* _Exercise directions_
Every line of the data that contains the string "Equipment" must be copied.

Collected data:

______

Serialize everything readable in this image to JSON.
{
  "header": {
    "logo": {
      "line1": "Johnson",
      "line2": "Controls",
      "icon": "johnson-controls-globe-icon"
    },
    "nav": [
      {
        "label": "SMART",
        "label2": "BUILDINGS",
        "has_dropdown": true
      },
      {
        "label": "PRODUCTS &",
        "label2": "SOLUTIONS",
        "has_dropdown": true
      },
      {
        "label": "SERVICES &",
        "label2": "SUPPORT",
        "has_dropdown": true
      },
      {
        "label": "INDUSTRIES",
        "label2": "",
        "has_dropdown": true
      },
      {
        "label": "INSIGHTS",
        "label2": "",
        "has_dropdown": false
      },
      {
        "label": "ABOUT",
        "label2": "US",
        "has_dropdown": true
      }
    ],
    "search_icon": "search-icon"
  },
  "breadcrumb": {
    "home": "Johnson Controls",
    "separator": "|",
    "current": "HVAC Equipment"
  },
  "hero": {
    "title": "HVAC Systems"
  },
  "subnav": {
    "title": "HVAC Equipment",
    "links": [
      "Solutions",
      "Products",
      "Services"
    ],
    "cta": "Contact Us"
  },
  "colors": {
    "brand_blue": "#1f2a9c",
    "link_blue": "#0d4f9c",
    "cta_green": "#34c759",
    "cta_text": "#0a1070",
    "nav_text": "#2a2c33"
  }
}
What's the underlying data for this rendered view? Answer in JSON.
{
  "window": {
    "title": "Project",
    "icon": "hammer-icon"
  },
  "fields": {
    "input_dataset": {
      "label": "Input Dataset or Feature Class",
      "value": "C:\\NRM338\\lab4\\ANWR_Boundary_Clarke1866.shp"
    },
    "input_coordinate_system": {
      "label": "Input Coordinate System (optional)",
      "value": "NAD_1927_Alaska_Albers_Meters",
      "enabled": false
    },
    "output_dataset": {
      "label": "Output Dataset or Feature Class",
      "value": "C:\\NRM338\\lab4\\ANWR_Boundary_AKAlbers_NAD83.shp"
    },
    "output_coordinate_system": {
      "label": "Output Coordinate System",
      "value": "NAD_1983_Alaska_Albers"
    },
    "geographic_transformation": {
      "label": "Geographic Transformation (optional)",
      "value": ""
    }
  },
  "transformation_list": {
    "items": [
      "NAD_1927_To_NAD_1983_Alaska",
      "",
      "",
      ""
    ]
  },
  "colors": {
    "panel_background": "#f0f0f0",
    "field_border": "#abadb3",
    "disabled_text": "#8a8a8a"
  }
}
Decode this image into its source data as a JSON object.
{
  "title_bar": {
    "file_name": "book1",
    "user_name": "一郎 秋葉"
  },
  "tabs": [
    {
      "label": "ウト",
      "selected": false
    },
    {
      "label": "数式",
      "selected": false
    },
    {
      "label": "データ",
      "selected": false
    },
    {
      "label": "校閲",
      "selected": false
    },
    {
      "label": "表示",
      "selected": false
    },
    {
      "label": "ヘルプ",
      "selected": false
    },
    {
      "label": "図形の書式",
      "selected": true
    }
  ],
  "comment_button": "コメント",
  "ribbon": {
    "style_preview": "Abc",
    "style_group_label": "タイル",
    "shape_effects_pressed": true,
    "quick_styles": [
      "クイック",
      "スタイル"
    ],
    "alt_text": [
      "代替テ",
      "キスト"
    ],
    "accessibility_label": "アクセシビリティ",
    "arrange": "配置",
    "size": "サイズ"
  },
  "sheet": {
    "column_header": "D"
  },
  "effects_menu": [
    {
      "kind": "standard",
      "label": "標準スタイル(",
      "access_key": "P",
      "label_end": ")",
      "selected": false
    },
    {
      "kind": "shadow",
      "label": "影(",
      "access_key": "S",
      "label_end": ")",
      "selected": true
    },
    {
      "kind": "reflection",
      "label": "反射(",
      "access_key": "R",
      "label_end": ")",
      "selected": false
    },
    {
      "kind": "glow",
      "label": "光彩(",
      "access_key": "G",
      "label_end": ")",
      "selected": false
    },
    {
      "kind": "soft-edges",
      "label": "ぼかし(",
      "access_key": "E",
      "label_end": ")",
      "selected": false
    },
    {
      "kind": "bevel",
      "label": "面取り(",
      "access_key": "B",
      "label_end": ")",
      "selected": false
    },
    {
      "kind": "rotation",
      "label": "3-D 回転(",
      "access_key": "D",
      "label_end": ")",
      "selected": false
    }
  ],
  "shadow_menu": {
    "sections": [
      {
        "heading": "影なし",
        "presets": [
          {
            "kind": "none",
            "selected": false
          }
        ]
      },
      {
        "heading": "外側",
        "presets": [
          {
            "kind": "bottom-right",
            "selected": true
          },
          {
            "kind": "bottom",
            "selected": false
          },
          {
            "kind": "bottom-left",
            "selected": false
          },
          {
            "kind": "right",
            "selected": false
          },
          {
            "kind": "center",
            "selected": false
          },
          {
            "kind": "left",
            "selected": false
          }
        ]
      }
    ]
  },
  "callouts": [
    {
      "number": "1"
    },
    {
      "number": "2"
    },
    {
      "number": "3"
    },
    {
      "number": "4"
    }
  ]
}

______

* _Complete response_
    "current": "HVAC Equipment"
    "title": "HVAC Equipment",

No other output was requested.